▶ **Input material**
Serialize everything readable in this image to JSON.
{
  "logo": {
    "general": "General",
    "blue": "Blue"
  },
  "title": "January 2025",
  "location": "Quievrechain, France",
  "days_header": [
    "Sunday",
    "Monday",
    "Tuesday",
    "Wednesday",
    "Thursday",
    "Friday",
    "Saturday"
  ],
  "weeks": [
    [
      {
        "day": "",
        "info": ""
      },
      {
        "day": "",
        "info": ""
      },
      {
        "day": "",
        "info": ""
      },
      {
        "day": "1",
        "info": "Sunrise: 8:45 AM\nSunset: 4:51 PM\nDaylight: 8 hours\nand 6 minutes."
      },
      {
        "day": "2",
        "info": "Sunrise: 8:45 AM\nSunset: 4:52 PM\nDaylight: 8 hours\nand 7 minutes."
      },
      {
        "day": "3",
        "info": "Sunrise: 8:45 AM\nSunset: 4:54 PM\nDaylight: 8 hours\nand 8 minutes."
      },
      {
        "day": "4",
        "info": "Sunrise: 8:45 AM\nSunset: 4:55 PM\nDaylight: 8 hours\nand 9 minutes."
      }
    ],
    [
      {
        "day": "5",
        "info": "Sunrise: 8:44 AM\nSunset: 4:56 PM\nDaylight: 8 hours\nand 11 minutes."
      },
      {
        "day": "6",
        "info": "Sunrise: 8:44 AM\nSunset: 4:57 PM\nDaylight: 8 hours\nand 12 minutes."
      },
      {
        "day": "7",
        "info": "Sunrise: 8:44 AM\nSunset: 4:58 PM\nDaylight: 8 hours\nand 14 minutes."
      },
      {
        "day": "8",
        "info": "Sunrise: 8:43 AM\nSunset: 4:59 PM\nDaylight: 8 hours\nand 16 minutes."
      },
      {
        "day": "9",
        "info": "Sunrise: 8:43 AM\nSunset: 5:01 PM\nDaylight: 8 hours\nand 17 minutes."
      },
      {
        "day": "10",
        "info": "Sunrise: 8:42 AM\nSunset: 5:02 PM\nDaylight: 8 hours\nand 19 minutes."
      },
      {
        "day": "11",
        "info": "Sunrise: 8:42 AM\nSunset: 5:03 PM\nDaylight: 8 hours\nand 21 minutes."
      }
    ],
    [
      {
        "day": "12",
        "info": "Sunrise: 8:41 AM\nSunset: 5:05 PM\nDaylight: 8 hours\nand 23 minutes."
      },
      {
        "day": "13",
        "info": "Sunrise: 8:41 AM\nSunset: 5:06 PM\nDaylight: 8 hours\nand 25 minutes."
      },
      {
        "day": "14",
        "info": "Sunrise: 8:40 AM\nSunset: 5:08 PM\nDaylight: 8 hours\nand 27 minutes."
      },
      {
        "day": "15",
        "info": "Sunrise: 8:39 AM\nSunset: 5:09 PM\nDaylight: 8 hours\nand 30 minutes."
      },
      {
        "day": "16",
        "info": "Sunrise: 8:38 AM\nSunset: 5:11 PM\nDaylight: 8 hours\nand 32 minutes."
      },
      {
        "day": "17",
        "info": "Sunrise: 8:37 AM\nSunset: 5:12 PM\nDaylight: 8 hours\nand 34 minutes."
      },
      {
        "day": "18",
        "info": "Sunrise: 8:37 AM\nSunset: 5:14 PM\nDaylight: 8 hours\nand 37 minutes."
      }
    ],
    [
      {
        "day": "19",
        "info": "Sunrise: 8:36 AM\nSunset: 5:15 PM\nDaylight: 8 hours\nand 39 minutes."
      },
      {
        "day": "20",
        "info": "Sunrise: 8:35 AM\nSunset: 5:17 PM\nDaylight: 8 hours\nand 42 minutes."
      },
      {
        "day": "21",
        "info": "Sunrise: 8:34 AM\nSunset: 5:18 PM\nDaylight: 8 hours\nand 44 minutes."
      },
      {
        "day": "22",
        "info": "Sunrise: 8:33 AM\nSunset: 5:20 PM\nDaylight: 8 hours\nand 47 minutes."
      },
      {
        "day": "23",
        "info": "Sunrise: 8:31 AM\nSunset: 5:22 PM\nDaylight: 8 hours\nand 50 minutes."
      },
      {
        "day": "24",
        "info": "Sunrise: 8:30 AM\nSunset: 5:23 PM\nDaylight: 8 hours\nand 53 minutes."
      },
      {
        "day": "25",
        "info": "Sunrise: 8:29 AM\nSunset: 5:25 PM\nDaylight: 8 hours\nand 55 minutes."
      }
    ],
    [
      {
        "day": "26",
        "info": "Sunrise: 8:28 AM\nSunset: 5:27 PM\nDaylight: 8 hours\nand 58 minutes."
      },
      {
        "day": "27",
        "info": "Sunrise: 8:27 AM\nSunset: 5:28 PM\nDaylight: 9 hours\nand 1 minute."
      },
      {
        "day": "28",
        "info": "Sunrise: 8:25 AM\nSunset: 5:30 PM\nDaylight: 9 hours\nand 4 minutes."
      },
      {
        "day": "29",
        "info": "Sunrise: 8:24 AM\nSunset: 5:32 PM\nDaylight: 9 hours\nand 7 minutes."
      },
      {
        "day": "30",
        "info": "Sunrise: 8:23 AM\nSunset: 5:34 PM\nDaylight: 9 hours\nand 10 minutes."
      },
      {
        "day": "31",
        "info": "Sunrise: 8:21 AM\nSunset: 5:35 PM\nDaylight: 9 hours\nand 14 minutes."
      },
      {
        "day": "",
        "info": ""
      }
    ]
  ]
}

▶ **Work to be completed**
Repeat the data in its entirety, character for character.

▶ **Solution for this problem**
Serialize everything readable in this image to JSON.
{
  "logo": {
    "general": "General",
    "blue": "Blue"
  },
  "title": "January 2025",
  "location": "Quievrechain, France",
  "days_header": [
    "Sunday",
    "Monday",
    "Tuesday",
    "Wednesday",
    "Thursday",
    "Friday",
    "Saturday"
  ],
  "weeks": [
    [
      {
        "day": "",
        "info": ""
      },
      {
        "day": "",
        "info": ""
      },
      {
        "day": "",
        "info": ""
      },
      {
        "day": "1",
        "info": "Sunrise: 8:45 AM\nSunset: 4:51 PM\nDaylight: 8 hours\nand 6 minutes."
      },
      {
        "day": "2",
        "info": "Sunrise: 8:45 AM\nSunset: 4:52 PM\nDaylight: 8 hours\nand 7 minutes."
      },
      {
        "day": "3",
        "info": "Sunrise: 8:45 AM\nSunset: 4:54 PM\nDaylight: 8 hours\nand 8 minutes."
      },
      {
        "day": "4",
        "info": "Sunrise: 8:45 AM\nSunset: 4:55 PM\nDaylight: 8 hours\nand 9 minutes."
      }
    ],
    [
      {
        "day": "5",
        "info": "Sunrise: 8:44 AM\nSunset: 4:56 PM\nDaylight: 8 hours\nand 11 minutes."
      },
      {
        "day": "6",
        "info": "Sunrise: 8:44 AM\nSunset: 4:57 PM\nDaylight: 8 hours\nand 12 minutes."
      },
      {
        "day": "7",
        "info": "Sunrise: 8:44 AM\nSunset: 4:58 PM\nDaylight: 8 hours\nand 14 minutes."
      },
      {
        "day": "8",
        "info": "Sunrise: 8:43 AM\nSunset: 4:59 PM\nDaylight: 8 hours\nand 16 minutes."
      },
      {
        "day": "9",
        "info": "Sunrise: 8:43 AM\nSunset: 5:01 PM\nDaylight: 8 hours\nand 17 minutes."
      },
      {
        "day": "10",
        "info": "Sunrise: 8:42 AM\nSunset: 5:02 PM\nDaylight: 8 hours\nand 19 minutes."
      },
      {
        "day": "11",
        "info": "Sunrise: 8:42 AM\nSunset: 5:03 PM\nDaylight: 8 hours\nand 21 minutes."
      }
    ],
    [
      {
        "day": "12",
        "info": "Sunrise: 8:41 AM\nSunset: 5:05 PM\nDaylight: 8 hours\nand 23 minutes."
      },
      {
        "day": "13",
        "info": "Sunrise: 8:41 AM\nSunset: 5:06 PM\nDaylight: 8 hours\nand 25 minutes."
      },
      {
        "day": "14",
        "info": "Sunrise: 8:40 AM\nSunset: 5:08 PM\nDaylight: 8 hours\nand 27 minutes."
      },
      {
        "day": "15",
        "info": "Sunrise: 8:39 AM\nSunset: 5:09 PM\nDaylight: 8 hours\nand 30 minutes."
      },
      {
        "day": "16",
        "info": "Sunrise: 8:38 AM\nSunset: 5:11 PM\nDaylight: 8 hours\nand 32 minutes."
      },
      {
        "day": "17",
        "info": "Sunrise: 8:37 AM\nSunset: 5:12 PM\nDaylight: 8 hours\nand 34 minutes."
      },
      {
        "day": "18",
        "info": "Sunrise: 8:37 AM\nSunset: 5:14 PM\nDaylight: 8 hours\nand 37 minutes."
      }
    ],
    [
      {
        "day": "19",
        "info": "Sunrise: 8:36 AM\nSunset: 5:15 PM\nDaylight: 8 hours\nand 39 minutes."
      },
      {
        "day": "20",
        "info": "Sunrise: 8:35 AM\nSunset: 5:17 PM\nDaylight: 8 hours\nand 42 minutes."
      },
      {
        "day": "21",
        "info": "Sunrise: 8:34 AM\nSunset: 5:18 PM\nDaylight: 8 hours\nand 44 minutes."
      },
      {
        "day": "22",
        "info": "Sunrise: 8:33 AM\nSunset: 5:20 PM\nDaylight: 8 hours\nand 47 minutes."
      },
      {
        "day": "23",
        "info": "Sunrise: 8:31 AM\nSunset: 5:22 PM\nDaylight: 8 hours\nand 50 minutes."
      },
      {
        "day": "24",
        "info": "Sunrise: 8:30 AM\nSunset: 5:23 PM\nDaylight: 8 hours\nand 53 minutes."
      },
      {
        "day": "25",
        "info": "Sunrise: 8:29 AM\nSunset: 5:25 PM\nDaylight: 8 hours\nand 55 minutes."
      }
    ],
    [
      {
        "day": "26",
        "info": "Sunrise: 8:28 AM\nSunset: 5:27 PM\nDaylight: 8 hours\nand 58 minutes."
      },
      {
        "day": "27",
        "info": "Sunrise: 8:27 AM\nSunset: 5:28 PM\nDaylight: 9 hours\nand 1 minute."
      },
      {
        "day": "28",
        "info": "Sunrise: 8:25 AM\nSunset: 5:30 PM\nDaylight: 9 hours\nand 4 minutes."
      },
      {
        "day": "29",
        "info": "Sunrise: 8:24 AM\nSunset: 5:32 PM\nDaylight: 9 hours\nand 7 minutes."
      },
      {
        "day": "30",
        "info": "Sunrise: 8:23 AM\nSunset: 5:34 PM\nDaylight: 9 hours\nand 10 minutes."
      },
      {
        "day": "31",
        "info": "Sunrise: 8:21 AM\nSunset: 5:35 PM\nDaylight: 9 hours\nand 14 minutes."
      },
      {
        "day": "",
        "info": ""
      }
    ]
  ]
}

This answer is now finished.